* WRITTEN INSTRUCTION: How many lines of the entries below include the word "Rather"? Answer with the number alone.

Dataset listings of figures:

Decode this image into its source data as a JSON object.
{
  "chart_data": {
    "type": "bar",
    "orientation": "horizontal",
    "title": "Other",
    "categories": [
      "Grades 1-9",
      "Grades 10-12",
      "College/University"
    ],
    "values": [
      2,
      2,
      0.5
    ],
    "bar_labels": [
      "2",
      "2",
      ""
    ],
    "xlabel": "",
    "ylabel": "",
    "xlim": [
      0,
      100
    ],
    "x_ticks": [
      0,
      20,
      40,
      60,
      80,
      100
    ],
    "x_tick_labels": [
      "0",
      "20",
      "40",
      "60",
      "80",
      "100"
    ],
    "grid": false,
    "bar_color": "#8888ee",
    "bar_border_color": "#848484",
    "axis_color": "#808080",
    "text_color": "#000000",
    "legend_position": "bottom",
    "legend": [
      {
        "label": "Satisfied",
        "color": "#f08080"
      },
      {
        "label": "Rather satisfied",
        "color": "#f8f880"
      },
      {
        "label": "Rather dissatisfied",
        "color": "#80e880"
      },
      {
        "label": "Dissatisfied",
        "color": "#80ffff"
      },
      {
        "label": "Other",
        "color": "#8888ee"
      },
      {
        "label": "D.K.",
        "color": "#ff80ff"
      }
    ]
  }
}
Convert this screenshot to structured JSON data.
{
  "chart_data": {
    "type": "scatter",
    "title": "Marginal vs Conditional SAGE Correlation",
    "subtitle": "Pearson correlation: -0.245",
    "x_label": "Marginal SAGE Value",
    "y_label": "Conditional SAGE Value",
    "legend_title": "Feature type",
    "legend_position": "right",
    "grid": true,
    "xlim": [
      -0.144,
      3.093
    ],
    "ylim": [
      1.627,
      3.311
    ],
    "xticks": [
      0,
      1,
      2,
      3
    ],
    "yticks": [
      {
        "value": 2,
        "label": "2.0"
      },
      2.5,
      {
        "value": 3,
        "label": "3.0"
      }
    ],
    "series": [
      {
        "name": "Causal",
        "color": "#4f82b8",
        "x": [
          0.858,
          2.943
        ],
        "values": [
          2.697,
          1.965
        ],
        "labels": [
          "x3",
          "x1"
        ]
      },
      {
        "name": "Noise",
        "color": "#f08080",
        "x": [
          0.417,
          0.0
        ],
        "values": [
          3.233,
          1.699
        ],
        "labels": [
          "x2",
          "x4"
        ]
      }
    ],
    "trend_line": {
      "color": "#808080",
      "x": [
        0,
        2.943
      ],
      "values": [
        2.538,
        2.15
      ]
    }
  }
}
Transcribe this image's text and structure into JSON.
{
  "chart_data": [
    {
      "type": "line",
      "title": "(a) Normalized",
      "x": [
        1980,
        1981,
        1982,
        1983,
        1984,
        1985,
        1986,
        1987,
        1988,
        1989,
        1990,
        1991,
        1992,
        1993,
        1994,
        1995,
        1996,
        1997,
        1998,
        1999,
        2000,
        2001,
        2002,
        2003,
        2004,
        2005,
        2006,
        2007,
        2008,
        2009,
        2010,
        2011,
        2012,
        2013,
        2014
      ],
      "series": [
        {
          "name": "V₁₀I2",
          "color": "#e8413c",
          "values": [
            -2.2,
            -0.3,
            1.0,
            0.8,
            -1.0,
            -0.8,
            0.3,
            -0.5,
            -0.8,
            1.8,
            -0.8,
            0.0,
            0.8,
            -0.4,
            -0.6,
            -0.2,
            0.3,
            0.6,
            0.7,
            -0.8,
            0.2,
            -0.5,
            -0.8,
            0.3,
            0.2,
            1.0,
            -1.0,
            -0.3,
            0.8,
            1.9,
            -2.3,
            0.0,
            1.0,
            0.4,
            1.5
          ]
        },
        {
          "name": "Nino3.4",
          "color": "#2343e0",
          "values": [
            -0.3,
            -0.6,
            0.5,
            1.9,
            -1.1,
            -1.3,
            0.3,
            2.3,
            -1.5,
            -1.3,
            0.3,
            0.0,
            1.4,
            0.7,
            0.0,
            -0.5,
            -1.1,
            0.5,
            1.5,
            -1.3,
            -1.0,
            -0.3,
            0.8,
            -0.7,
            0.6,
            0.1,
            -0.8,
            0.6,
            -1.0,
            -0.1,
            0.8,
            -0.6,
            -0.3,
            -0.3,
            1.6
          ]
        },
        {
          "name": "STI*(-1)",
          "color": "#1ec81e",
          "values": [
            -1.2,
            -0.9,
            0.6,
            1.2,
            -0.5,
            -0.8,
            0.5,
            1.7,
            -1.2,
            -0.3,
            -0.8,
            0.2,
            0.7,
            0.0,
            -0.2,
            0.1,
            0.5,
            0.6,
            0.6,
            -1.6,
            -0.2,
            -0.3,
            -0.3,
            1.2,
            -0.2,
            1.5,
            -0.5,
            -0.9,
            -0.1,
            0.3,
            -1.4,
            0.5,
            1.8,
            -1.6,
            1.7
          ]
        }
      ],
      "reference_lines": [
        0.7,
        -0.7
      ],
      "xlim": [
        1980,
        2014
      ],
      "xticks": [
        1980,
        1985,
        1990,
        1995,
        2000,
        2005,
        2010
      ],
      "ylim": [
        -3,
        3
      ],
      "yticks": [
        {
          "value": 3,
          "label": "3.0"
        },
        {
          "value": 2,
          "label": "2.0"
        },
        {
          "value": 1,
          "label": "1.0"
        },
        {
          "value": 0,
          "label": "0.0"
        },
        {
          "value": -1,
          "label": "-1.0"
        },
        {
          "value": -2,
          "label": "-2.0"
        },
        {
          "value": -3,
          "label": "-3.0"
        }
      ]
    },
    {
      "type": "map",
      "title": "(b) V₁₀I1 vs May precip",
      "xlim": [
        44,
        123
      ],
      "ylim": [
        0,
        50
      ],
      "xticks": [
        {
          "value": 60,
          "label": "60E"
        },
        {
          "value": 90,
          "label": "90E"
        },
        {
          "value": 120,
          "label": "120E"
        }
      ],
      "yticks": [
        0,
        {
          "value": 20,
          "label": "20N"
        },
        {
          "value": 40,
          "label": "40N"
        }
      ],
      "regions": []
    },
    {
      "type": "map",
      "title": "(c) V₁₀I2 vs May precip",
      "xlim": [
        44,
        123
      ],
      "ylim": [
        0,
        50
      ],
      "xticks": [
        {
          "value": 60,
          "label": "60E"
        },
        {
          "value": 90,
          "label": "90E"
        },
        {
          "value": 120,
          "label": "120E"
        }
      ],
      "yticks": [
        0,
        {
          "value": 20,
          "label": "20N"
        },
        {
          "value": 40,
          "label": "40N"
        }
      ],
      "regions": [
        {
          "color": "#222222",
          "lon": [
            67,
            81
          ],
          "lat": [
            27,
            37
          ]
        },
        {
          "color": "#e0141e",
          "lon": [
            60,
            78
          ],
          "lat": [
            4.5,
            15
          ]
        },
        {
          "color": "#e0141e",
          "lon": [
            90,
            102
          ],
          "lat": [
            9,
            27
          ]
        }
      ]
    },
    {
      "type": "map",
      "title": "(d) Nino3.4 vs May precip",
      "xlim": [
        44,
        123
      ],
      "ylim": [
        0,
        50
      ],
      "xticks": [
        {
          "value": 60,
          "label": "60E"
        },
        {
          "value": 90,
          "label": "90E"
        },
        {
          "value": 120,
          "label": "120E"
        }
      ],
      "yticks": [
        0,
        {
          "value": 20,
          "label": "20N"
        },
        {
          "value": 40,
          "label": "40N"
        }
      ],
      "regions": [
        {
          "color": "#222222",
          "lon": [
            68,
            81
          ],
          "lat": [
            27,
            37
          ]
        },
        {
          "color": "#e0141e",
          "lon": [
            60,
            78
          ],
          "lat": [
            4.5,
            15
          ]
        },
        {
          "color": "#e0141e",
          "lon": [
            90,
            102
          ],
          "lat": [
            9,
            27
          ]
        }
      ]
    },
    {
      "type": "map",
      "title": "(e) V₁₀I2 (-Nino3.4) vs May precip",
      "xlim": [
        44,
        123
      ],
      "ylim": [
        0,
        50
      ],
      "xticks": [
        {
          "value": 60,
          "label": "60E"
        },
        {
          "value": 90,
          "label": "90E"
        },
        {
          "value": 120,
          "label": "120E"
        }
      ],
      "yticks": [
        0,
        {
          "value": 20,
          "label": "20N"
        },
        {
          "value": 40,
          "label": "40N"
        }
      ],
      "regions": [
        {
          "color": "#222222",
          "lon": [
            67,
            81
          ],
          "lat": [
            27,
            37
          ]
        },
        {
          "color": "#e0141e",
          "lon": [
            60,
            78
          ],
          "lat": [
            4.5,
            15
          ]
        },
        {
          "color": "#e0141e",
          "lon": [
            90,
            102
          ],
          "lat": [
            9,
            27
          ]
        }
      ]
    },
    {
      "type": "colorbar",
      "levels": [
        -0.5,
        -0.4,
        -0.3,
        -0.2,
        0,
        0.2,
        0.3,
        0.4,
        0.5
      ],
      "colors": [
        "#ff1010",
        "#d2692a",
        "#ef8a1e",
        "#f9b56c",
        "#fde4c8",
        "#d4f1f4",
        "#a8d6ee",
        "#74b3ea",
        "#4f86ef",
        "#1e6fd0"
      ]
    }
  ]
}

* EXERCISE ANSWER: 2